Stored entries:

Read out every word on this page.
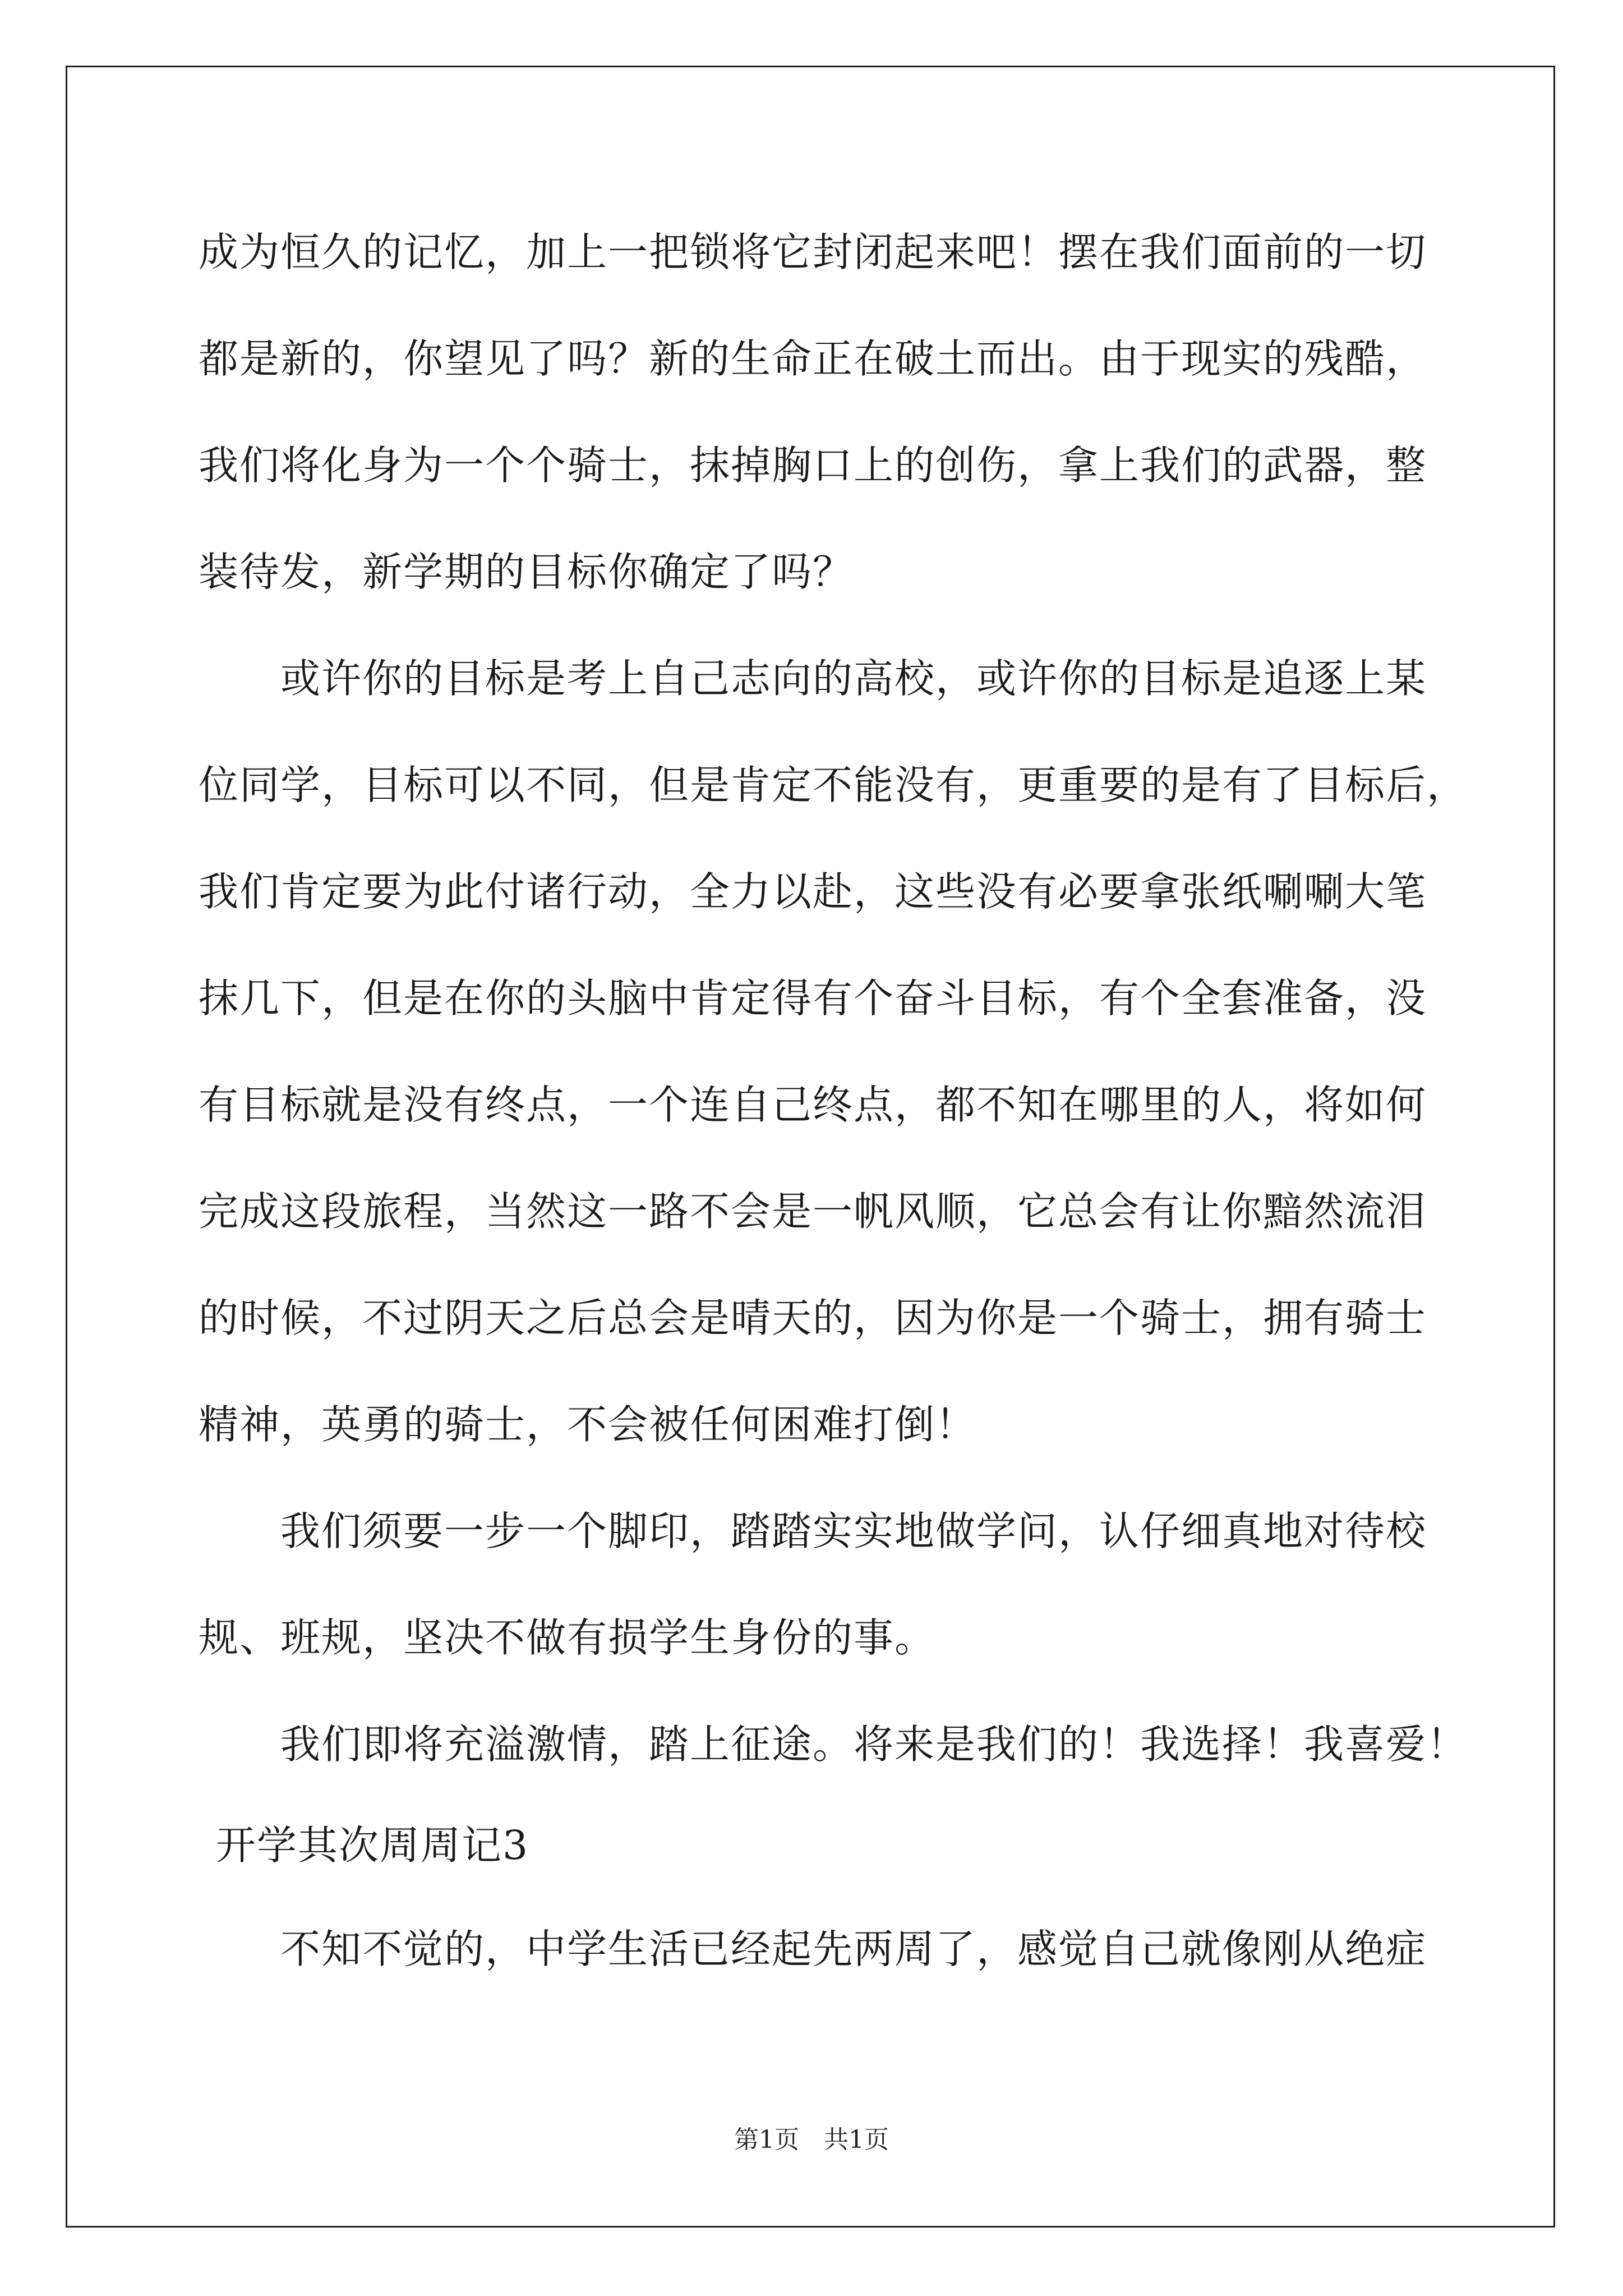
成为恒久的记忆，加上一把锁将它封闭起来吧！摆在我们面前的一切
都是新的，你望见了吗？新的生命正在破土而出。由于现实的残酷，
我们将化身为一个个骑士，抹掉胸口上的创伤，拿上我们的武器，整
装待发，新学期的目标你确定了吗？
或许你的目标是考上自己志向的高校，或许你的目标是追逐上某
位同学，目标可以不同，但是肯定不能没有，更重要的是有了目标后，
我们肯定要为此付诸行动，全力以赴，这些没有必要拿张纸唰唰大笔
抹几下，但是在你的头脑中肯定得有个奋斗目标，有个全套准备，没
有目标就是没有终点，一个连自己终点，都不知在哪里的人，将如何
完成这段旅程，当然这一路不会是一帆风顺，它总会有让你黯然流泪
的时候，不过阴天之后总会是晴天的，因为你是一个骑士，拥有骑士
精神，英勇的骑士，不会被任何困难打倒！
我们须要一步一个脚印，踏踏实实地做学问，认仔细真地对待校
规、班规，坚决不做有损学生身份的事。
我们即将充溢激情，踏上征途。将来是我们的！我选择！我喜爱！
开学其次周周记3
不知不觉的，中学生活已经起先两周了，感觉自己就像刚从绝症
第1页　共1页
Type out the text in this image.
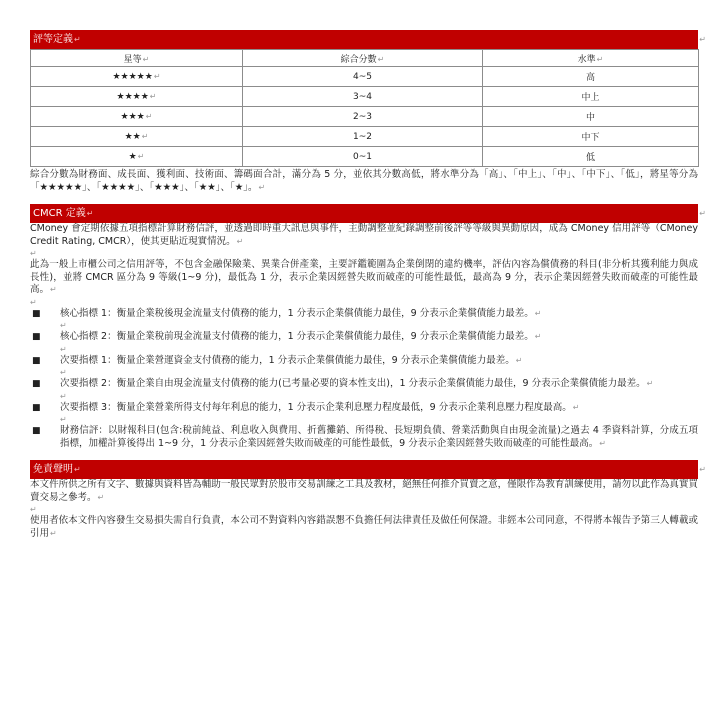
評等定義↵	↵
星等↵	綜合分數↵	水準↵
★★★★★↵	4~5	高
★★★★↵	3~4	中上
★★★↵	2~3	中
★★↵	1~2	中下
★↵	0~1	低

綜合分數為財務面、成長面、獲利面、技術面、籌碼面合計，滿分為 5 分，並依其分數高低，將水準分為「高」、「中上」、「中」、「中下」、「低」，將星等分為「★★★★★」、「★★★★」、「★★★」、「★★」、「★」。↵

CMCR 定義↵	↵

CMoney 會定期依據五項指標計算財務信評，並透過即時重大訊息與事件，主動調整並紀錄調整前後評等等級與異動原因，成為 CMoney 信用評等（CMoney Credit Rating, CMCR），使其更貼近現實情況。↵

↵

此為一般上市櫃公司之信用評等，不包含金融保險業、異業合併產業，主要評鑑範圍為企業倒閉的違約機率，評估內容為償債務的科目(非分析其獲利能力與成長性)，並將 CMCR 區分為 9 等級(1~9 分)，最低為 1 分，表示企業因經營失敗而破產的可能性最低，最高為 9 分，表示企業因經營失敗而破產的可能性最高。↵

↵

■ 核心指標 1：衡量企業稅後現金流量支付債務的能力，1 分表示企業償債能力最佳，9 分表示企業償債能力最差。↵

↵

■ 核心指標 2：衡量企業稅前現金流量支付債務的能力，1 分表示企業償債能力最佳，9 分表示企業償債能力最差。↵

↵

■ 次要指標 1：衡量企業營運資金支付債務的能力，1 分表示企業償債能力最佳，9 分表示企業償債能力最差。↵

↵

■ 次要指標 2：衡量企業自由現金流量支付債務的能力(已考量必要的資本性支出)，1 分表示企業償債能力最佳，9 分表示企業償債能力最差。↵

↵

■ 次要指標 3：衡量企業營業所得支付每年利息的能力，1 分表示企業利息壓力程度最低，9 分表示企業利息壓力程度最高。↵

↵

■ 財務信評：以財報科目(包含:稅前純益、利息收入與費用、折舊攤銷、所得稅、長短期負債、營業活動與自由現金流量)之過去 4 季資料計算，分成五項指標，加權計算後得出 1~9 分，1 分表示企業因經營失敗而破產的可能性最低，9 分表示企業因經營失敗而破產的可能性最高。↵

免責聲明↵	↵

本文件所供之所有文字、數據與資料皆為輔助一般民眾對於股市交易訓練之工具及教材，絕無任何推介買賣之意，僅限作為教育訓練使用，請勿以此作為真實買賣交易之參考。↵

↵

使用者依本文件內容發生交易損失需自行負責，本公司不對資料內容錯誤懇不負擔任何法律責任及做任何保證。非經本公司同意，不得將本報告予第三人轉載或引用↵
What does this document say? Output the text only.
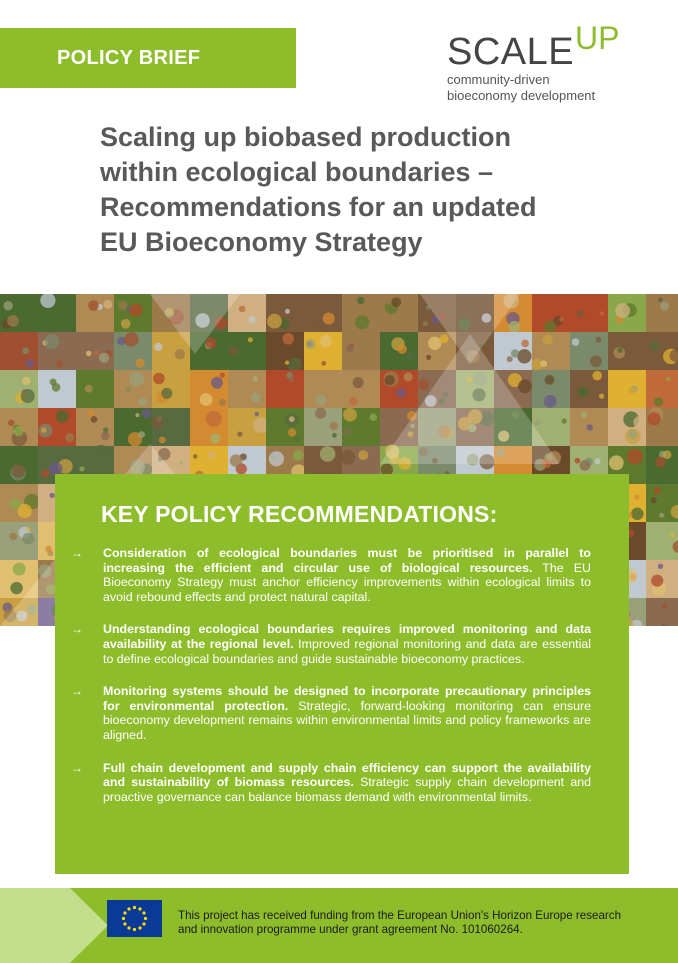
POLICY BRIEF	SCALE UP
community-driven
bioeconomy development
Scaling up biobased production
within ecological boundaries –
Recommendations for an updated
EU Bioeconomy Strategy
KEY POLICY RECOMMENDATIONS:
→	Consideration of ecological boundaries must be prioritised in parallel to increasing the efficient and circular use of biological resources. The EU Bioeconomy Strategy must anchor efficiency improvements within ecological limits to avoid rebound effects and protect natural capital.
→	Understanding ecological boundaries requires improved monitoring and data availability at the regional level. Improved regional monitoring and data are essential to define ecological boundaries and guide sustainable bioeconomy practices.
→	Monitoring systems should be designed to incorporate precautionary principles for environmental protection. Strategic, forward-looking monitoring can ensure bioeconomy development remains within environmental limits and policy frameworks are aligned.
→	Full chain development and supply chain efficiency can support the availability and sustainability of biomass resources. Strategic supply chain development and proactive governance can balance biomass demand with environmental limits.
This project has received funding from the European Union's Horizon Europe research and innovation programme under grant agreement No. 101060264.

▸ GIVEN INSTRUCTION
Write out every entry again word for word, without any of the pictures.

▸ RESULT OF THIS TASK
Read out every word on this page.
成为恒久的记忆，加上一把锁将它封闭起来吧！摆在我们面前的一切
都是新的，你望见了吗？新的生命正在破土而出。由于现实的残酷，
我们将化身为一个个骑士，抹掉胸口上的创伤，拿上我们的武器，整
装待发，新学期的目标你确定了吗？
或许你的目标是考上自己志向的高校，或许你的目标是追逐上某
位同学，目标可以不同，但是肯定不能没有，更重要的是有了目标后，
我们肯定要为此付诸行动，全力以赴，这些没有必要拿张纸唰唰大笔
抹几下，但是在你的头脑中肯定得有个奋斗目标，有个全套准备，没
有目标就是没有终点，一个连自己终点，都不知在哪里的人，将如何
完成这段旅程，当然这一路不会是一帆风顺，它总会有让你黯然流泪
的时候，不过阴天之后总会是晴天的，因为你是一个骑士，拥有骑士
精神，英勇的骑士，不会被任何困难打倒！
我们须要一步一个脚印，踏踏实实地做学问，认仔细真地对待校
规、班规，坚决不做有损学生身份的事。
我们即将充溢激情，踏上征途。将来是我们的！我选择！我喜爱！
开学其次周周记3
不知不觉的，中学生活已经起先两周了，感觉自己就像刚从绝症
第1页　共1页
Type out the text in this image.
評等定義↵	↵
星等↵	綜合分數↵	水準↵
★★★★★↵	4~5	高
★★★★↵	3~4	中上
★★★↵	2~3	中
★★↵	1~2	中下
★↵	0~1	低

綜合分數為財務面、成長面、獲利面、技術面、籌碼面合計，滿分為 5 分，並依其分數高低，將水準分為「高」、「中上」、「中」、「中下」、「低」，將星等分為「★★★★★」、「★★★★」、「★★★」、「★★」、「★」。↵

CMCR 定義↵	↵

CMoney 會定期依據五項指標計算財務信評，並透過即時重大訊息與事件，主動調整並紀錄調整前後評等等級與異動原因，成為 CMoney 信用評等（CMoney Credit Rating, CMCR），使其更貼近現實情況。↵

↵

此為一般上市櫃公司之信用評等，不包含金融保險業、異業合併產業，主要評鑑範圍為企業倒閉的違約機率，評估內容為償債務的科目(非分析其獲利能力與成長性)，並將 CMCR 區分為 9 等級(1~9 分)，最低為 1 分，表示企業因經營失敗而破產的可能性最低，最高為 9 分，表示企業因經營失敗而破產的可能性最高。↵

↵

■ 核心指標 1：衡量企業稅後現金流量支付債務的能力，1 分表示企業償債能力最佳，9 分表示企業償債能力最差。↵

↵

■ 核心指標 2：衡量企業稅前現金流量支付債務的能力，1 分表示企業償債能力最佳，9 分表示企業償債能力最差。↵

↵

■ 次要指標 1：衡量企業營運資金支付債務的能力，1 分表示企業償債能力最佳，9 分表示企業償債能力最差。↵

↵

■ 次要指標 2：衡量企業自由現金流量支付債務的能力(已考量必要的資本性支出)，1 分表示企業償債能力最佳，9 分表示企業償債能力最差。↵

↵

■ 次要指標 3：衡量企業營業所得支付每年利息的能力，1 分表示企業利息壓力程度最低，9 分表示企業利息壓力程度最高。↵

↵

■ 財務信評：以財報科目(包含:稅前純益、利息收入與費用、折舊攤銷、所得稅、長短期負債、營業活動與自由現金流量)之過去 4 季資料計算，分成五項指標，加權計算後得出 1~9 分，1 分表示企業因經營失敗而破產的可能性最低，9 分表示企業因經營失敗而破產的可能性最高。↵

免責聲明↵	↵

本文件所供之所有文字、數據與資料皆為輔助一般民眾對於股市交易訓練之工具及教材，絕無任何推介買賣之意，僅限作為教育訓練使用，請勿以此作為真實買賣交易之參考。↵

↵

使用者依本文件內容發生交易損失需自行負責，本公司不對資料內容錯誤懇不負擔任何法律責任及做任何保證。非經本公司同意，不得將本報告予第三人轉載或引用↵
What does this document say? Output the text only.
POLICY BRIEF	SCALE UP
community-driven
bioeconomy development
Scaling up biobased production
within ecological boundaries –
Recommendations for an updated
EU Bioeconomy Strategy
KEY POLICY RECOMMENDATIONS:
→	Consideration of ecological boundaries must be prioritised in parallel to increasing the efficient and circular use of biological resources. The EU Bioeconomy Strategy must anchor efficiency improvements within ecological limits to avoid rebound effects and protect natural capital.
→	Understanding ecological boundaries requires improved monitoring and data availability at the regional level. Improved regional monitoring and data are essential to define ecological boundaries and guide sustainable bioeconomy practices.
→	Monitoring systems should be designed to incorporate precautionary principles for environmental protection. Strategic, forward-looking monitoring can ensure bioeconomy development remains within environmental limits and policy frameworks are aligned.
→	Full chain development and supply chain efficiency can support the availability and sustainability of biomass resources. Strategic supply chain development and proactive governance can balance biomass demand with environmental limits.
This project has received funding from the European Union's Horizon Europe research and innovation programme under grant agreement No. 101060264.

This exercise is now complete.